--- The task ---
Write out all lines holding the word "label".

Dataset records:

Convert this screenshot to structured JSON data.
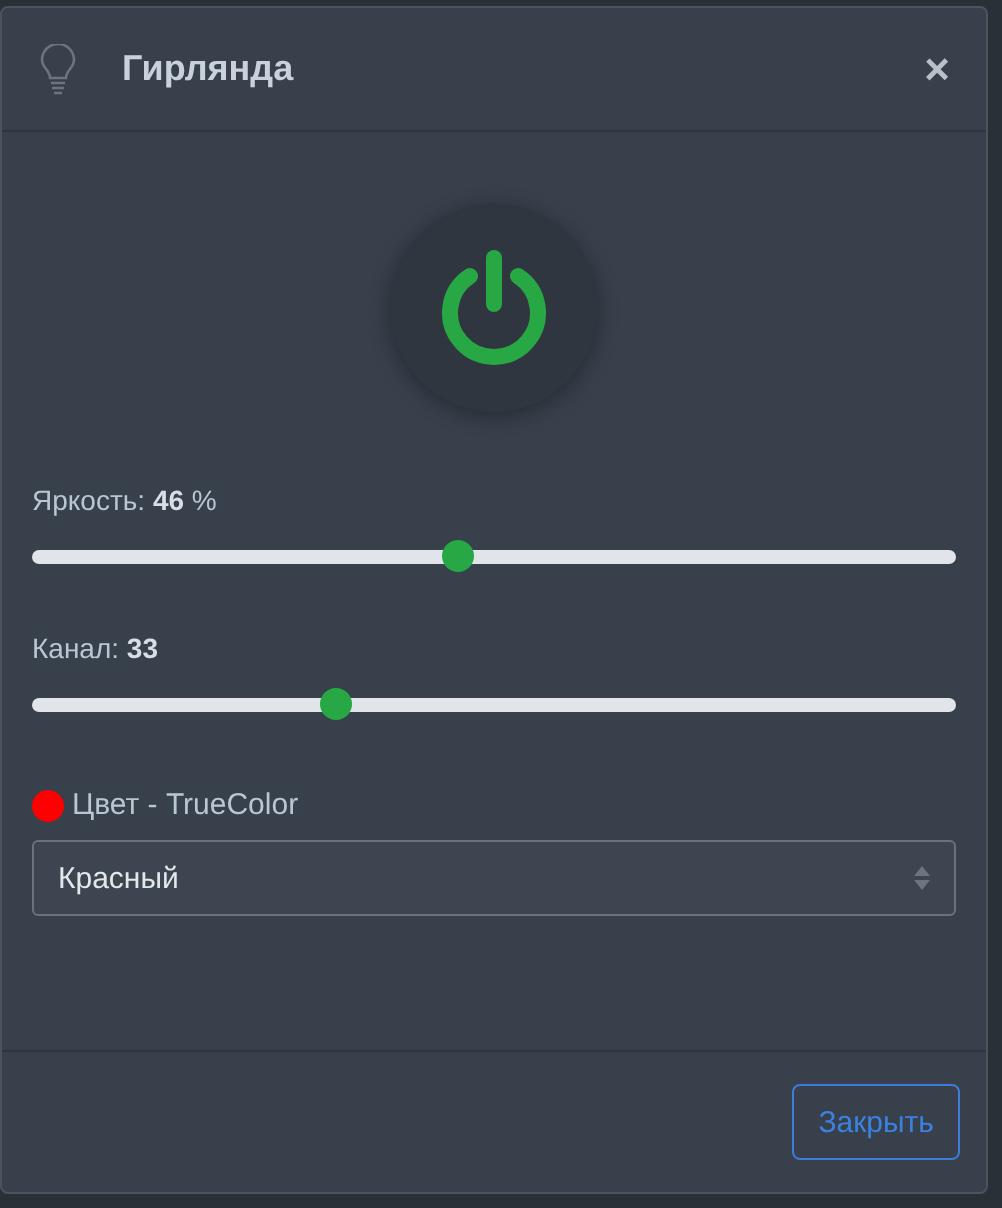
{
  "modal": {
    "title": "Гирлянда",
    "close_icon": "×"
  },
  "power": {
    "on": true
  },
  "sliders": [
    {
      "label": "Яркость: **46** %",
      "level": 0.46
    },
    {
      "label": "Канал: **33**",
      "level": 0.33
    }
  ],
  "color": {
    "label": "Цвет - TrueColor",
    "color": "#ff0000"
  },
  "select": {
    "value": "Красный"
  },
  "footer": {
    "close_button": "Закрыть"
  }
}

--- The completed task ---
      "label": "Яркость: **46** %",
      "label": "Канал: **33**",
    "label": "Цвет - TrueColor",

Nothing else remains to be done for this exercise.